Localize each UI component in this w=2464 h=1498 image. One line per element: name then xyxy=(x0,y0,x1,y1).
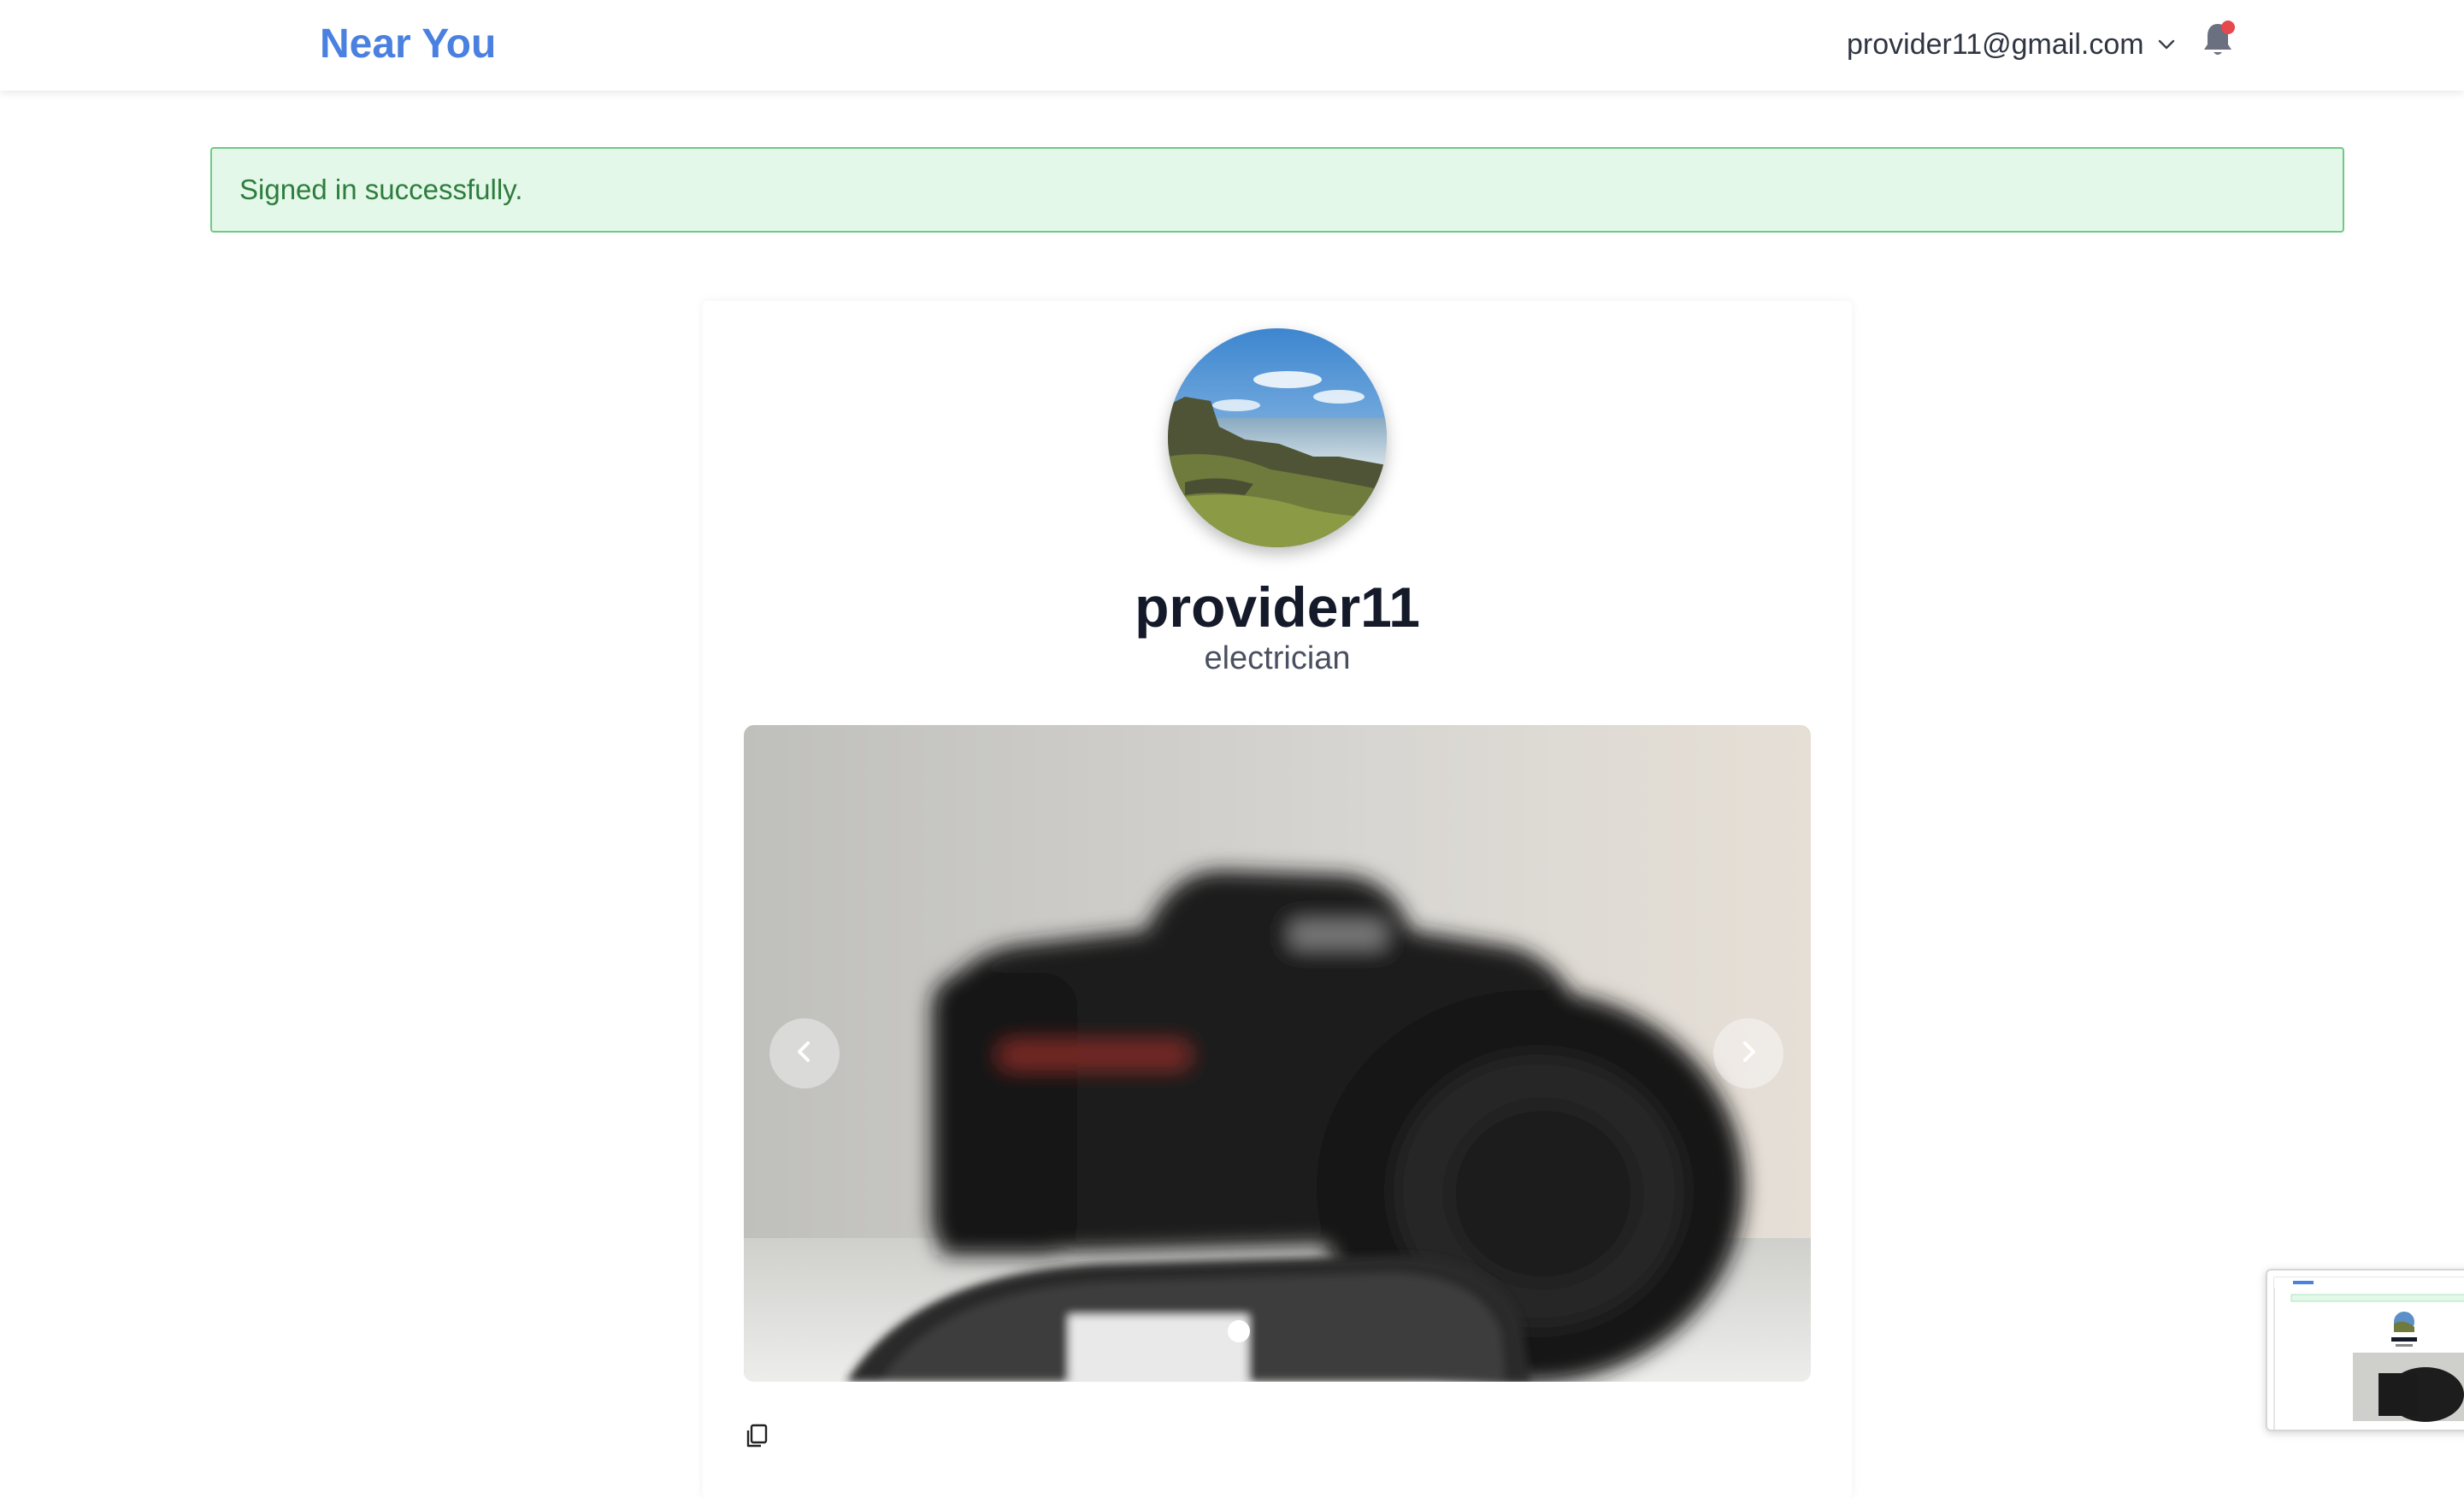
provider-profile-card: provider11 electrician xyxy=(703,301,1852,1498)
provider-profession: electrician xyxy=(1204,640,1351,676)
chevron-left-icon xyxy=(792,1039,817,1069)
flash-message: Signed in successfully. xyxy=(239,174,523,205)
chevron-down-icon xyxy=(2156,34,2177,55)
flash-success-alert: Signed in successfully. xyxy=(210,147,2344,233)
provider-name: provider11 xyxy=(1135,575,1420,639)
navbar: Near You provider11@gmail.com xyxy=(0,0,2464,91)
carousel-indicator-dot[interactable] xyxy=(1228,1320,1250,1342)
user-email: provider11@gmail.com xyxy=(1847,27,2144,61)
chevron-right-icon xyxy=(1736,1039,1761,1069)
carousel-prev-button[interactable] xyxy=(769,1018,840,1088)
brand-logo[interactable]: Near You xyxy=(320,17,496,72)
copy-icon[interactable] xyxy=(744,1423,769,1448)
avatar xyxy=(1168,328,1387,547)
page-thumbnail-preview[interactable] xyxy=(2266,1269,2464,1431)
notification-badge xyxy=(2221,21,2235,34)
carousel-next-button[interactable] xyxy=(1713,1018,1783,1088)
bell-icon xyxy=(2201,24,2235,63)
user-menu-dropdown[interactable]: provider11@gmail.com xyxy=(1847,21,2177,68)
notifications-button[interactable] xyxy=(2201,19,2235,60)
photo-carousel xyxy=(744,725,1811,1382)
carousel-image xyxy=(744,725,1811,1382)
-------
## [EXERCISE DETAILS]
Gather and copy in full each line of the material above that contains the string "electrician".

## [RESPONSE TO THIS EXERCISE]
provider-profile-card: provider11 electrician xyxy=(703,301,1852,1498)
provider-profession: electrician xyxy=(1204,640,1351,676)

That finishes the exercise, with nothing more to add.